## BEGIN

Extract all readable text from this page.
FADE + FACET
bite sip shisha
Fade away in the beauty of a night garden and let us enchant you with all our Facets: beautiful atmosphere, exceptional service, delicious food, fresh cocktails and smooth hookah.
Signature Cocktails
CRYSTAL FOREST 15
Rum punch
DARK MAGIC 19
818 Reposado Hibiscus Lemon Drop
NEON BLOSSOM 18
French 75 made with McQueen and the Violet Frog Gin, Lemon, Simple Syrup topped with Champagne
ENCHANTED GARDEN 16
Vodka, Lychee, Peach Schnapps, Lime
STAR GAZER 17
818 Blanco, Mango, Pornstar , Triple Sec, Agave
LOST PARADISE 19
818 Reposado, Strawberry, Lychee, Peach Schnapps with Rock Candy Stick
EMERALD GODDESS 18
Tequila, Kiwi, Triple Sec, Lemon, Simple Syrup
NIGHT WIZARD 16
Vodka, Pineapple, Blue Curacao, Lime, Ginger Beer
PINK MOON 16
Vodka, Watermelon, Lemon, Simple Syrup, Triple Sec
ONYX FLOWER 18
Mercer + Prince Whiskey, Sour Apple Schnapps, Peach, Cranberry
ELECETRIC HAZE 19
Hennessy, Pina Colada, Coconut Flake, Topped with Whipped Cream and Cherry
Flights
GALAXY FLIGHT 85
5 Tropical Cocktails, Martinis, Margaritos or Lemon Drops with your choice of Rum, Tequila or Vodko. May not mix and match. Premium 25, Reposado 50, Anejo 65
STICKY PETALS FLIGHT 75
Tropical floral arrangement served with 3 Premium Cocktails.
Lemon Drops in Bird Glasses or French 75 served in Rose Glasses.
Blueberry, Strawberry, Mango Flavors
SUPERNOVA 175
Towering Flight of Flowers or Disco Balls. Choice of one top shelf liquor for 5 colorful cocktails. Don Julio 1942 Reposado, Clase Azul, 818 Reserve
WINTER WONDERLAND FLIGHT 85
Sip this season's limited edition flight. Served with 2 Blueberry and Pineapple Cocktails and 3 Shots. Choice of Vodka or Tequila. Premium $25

## END
## BEGIN

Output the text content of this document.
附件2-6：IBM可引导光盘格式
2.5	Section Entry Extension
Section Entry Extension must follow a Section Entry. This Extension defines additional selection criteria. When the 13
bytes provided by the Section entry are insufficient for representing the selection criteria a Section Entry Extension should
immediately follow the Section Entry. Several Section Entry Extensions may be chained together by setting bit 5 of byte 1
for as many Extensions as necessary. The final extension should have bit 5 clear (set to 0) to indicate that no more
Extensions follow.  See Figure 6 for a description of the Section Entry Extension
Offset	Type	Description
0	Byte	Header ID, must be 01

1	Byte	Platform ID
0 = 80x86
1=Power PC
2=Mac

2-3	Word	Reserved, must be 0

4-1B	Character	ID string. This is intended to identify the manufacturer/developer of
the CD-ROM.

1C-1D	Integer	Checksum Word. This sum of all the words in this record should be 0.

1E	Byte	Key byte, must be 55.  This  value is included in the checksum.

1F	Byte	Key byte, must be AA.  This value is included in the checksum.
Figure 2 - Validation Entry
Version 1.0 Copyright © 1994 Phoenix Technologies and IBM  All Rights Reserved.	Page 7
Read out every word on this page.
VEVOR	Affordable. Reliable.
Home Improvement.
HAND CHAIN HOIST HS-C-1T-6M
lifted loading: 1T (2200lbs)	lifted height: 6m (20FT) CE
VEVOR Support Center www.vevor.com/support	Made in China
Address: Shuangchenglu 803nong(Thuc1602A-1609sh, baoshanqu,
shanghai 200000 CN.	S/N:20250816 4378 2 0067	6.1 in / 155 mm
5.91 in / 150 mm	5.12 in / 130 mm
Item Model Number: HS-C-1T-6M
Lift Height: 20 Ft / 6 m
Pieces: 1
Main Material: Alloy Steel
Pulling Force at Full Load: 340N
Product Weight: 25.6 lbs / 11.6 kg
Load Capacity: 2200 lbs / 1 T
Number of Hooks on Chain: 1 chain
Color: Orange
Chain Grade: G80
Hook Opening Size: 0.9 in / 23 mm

## END

> WRITTEN TASK
Count the lines in the records above that contain the word "VEVOR", and give only that number.

> ANSWER TO THIS EXERCISE
2